GIVEN TASK >> Search the listing below for the word "ylabel" and copy each line that holds it.

SOURCE MATERIAL >>
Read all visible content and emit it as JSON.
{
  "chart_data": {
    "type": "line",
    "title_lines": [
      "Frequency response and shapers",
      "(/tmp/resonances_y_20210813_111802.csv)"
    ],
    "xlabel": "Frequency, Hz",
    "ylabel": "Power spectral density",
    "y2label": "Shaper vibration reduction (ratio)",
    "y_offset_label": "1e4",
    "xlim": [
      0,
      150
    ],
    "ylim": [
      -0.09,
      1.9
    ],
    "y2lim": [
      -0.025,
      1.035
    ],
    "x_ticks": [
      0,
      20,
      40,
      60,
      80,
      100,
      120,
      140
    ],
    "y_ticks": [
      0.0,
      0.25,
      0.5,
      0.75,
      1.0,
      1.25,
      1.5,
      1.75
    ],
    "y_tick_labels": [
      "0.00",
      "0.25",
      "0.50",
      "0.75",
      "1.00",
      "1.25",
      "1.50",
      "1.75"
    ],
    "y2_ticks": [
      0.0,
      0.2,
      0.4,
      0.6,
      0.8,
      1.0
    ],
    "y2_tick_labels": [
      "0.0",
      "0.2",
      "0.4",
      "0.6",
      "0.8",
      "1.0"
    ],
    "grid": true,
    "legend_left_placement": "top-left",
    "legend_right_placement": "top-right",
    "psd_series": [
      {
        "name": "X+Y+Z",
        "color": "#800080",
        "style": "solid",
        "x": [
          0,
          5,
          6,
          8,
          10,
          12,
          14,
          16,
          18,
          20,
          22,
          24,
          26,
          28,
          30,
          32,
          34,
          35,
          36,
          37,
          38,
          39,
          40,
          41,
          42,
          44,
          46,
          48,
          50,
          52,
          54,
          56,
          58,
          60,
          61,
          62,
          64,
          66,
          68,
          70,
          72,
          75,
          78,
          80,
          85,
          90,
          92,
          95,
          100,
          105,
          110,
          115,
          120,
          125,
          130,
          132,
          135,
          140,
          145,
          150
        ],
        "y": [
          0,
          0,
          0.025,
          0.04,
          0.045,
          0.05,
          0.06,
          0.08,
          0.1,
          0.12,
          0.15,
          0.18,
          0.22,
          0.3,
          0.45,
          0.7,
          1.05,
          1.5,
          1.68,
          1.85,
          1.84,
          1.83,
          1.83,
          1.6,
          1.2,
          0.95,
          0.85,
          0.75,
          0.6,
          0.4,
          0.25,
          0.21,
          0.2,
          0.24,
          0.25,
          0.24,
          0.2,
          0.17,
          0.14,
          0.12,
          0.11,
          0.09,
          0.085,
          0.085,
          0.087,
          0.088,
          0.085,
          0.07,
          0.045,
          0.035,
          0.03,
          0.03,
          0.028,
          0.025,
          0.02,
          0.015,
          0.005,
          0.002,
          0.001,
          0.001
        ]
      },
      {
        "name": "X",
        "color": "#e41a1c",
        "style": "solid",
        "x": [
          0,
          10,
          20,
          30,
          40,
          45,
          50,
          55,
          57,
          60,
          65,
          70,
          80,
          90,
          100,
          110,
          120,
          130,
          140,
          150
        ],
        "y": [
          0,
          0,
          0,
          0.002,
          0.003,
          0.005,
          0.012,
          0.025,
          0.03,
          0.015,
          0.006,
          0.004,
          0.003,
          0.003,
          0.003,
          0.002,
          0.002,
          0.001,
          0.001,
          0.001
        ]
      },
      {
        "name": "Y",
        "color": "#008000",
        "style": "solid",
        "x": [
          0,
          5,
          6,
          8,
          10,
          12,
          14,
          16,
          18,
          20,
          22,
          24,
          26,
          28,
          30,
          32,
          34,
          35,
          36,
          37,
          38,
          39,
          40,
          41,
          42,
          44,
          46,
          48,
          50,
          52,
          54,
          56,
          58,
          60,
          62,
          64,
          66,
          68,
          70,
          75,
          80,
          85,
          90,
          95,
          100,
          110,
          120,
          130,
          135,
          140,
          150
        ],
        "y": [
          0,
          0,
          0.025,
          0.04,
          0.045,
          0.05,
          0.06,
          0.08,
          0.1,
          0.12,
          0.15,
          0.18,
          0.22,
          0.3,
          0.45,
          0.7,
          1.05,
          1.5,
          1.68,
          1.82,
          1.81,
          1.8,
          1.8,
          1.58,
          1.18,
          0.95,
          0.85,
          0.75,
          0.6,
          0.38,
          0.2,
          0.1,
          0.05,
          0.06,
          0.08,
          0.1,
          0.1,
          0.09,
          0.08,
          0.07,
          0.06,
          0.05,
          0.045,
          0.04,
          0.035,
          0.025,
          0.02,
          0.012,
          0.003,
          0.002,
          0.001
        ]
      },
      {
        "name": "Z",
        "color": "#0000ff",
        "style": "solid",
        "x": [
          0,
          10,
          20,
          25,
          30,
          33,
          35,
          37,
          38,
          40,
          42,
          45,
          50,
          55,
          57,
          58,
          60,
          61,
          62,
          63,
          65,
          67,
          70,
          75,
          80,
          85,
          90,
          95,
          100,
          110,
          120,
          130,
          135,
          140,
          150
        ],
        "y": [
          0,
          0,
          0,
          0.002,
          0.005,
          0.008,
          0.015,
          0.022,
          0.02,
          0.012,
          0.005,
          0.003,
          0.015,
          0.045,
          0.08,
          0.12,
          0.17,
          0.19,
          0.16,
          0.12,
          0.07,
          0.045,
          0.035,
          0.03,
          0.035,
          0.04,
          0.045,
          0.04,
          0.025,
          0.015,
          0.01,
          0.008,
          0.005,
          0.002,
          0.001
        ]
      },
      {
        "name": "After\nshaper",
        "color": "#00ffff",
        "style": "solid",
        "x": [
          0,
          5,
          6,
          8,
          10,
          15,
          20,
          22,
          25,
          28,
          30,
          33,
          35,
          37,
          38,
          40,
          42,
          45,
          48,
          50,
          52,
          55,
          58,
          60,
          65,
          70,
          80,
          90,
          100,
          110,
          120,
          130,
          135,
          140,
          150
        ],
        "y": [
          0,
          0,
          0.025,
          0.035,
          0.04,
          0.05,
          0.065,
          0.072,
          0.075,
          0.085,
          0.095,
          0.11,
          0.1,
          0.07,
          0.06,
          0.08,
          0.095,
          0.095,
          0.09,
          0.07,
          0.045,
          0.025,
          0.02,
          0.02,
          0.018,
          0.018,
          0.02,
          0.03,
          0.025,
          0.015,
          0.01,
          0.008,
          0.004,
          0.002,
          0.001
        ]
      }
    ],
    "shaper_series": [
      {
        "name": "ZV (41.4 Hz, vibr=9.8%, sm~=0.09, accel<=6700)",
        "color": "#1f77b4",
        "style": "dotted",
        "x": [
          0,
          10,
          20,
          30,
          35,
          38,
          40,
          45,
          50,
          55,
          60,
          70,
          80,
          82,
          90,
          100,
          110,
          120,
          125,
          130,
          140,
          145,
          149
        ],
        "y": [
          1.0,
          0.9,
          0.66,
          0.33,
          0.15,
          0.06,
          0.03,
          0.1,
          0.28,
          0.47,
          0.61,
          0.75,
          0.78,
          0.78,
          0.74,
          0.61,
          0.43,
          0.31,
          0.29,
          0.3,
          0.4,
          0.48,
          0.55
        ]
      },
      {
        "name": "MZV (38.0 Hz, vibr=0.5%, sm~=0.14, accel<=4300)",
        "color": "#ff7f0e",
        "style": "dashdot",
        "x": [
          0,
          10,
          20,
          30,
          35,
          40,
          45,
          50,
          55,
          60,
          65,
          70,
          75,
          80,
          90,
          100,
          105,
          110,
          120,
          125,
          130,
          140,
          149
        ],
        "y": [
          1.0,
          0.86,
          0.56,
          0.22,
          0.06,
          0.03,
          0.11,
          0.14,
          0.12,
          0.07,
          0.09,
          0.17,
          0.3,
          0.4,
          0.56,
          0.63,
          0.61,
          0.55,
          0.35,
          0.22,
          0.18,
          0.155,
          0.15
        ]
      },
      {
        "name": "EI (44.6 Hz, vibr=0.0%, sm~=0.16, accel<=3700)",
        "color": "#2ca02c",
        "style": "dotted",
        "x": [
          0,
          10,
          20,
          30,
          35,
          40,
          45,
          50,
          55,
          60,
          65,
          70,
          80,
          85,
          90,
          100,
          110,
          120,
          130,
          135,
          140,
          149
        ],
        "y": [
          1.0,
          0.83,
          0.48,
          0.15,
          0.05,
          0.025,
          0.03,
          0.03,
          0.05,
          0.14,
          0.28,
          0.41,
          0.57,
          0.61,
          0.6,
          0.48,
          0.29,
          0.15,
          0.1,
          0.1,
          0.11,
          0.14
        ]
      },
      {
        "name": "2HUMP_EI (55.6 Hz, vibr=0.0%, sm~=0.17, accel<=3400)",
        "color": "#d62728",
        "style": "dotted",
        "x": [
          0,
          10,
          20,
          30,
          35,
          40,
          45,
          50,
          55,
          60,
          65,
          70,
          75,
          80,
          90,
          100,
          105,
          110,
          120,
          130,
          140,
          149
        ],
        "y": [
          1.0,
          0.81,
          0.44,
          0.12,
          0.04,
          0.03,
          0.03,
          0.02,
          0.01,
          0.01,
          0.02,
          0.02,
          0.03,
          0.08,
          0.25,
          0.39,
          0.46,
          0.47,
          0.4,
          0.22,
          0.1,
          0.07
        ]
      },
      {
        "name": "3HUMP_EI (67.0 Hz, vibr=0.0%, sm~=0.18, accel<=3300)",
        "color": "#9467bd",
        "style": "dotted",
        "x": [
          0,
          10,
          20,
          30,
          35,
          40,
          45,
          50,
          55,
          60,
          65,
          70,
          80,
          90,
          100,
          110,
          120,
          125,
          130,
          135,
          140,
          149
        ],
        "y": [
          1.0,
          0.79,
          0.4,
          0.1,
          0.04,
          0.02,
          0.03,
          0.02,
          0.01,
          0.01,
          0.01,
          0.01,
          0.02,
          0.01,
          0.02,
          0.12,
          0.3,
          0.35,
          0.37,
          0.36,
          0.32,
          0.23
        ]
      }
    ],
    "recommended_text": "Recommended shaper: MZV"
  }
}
==
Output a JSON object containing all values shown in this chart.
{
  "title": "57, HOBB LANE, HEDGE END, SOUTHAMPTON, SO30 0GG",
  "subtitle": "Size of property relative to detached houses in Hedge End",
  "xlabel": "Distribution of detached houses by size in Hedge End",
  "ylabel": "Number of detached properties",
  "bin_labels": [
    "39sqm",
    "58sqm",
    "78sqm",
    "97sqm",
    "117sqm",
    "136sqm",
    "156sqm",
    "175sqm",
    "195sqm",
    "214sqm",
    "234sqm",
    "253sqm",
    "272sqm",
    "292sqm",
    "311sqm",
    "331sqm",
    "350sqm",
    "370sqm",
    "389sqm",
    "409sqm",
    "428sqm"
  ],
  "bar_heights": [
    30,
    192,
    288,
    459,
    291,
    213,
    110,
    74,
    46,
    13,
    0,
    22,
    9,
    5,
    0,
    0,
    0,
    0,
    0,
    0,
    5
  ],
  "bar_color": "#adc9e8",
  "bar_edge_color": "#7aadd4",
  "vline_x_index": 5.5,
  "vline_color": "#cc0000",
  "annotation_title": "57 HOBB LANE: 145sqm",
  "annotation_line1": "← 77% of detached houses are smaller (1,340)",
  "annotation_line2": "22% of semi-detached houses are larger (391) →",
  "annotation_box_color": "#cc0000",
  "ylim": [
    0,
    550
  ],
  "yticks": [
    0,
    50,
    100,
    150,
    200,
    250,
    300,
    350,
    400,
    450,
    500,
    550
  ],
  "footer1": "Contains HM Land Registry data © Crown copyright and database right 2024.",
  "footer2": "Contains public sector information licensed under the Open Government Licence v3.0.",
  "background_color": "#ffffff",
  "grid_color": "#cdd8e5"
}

OUTPUT FOR THIS EXERCISE >>
    "ylabel": "Power spectral density",
  "ylabel": "Number of detached properties",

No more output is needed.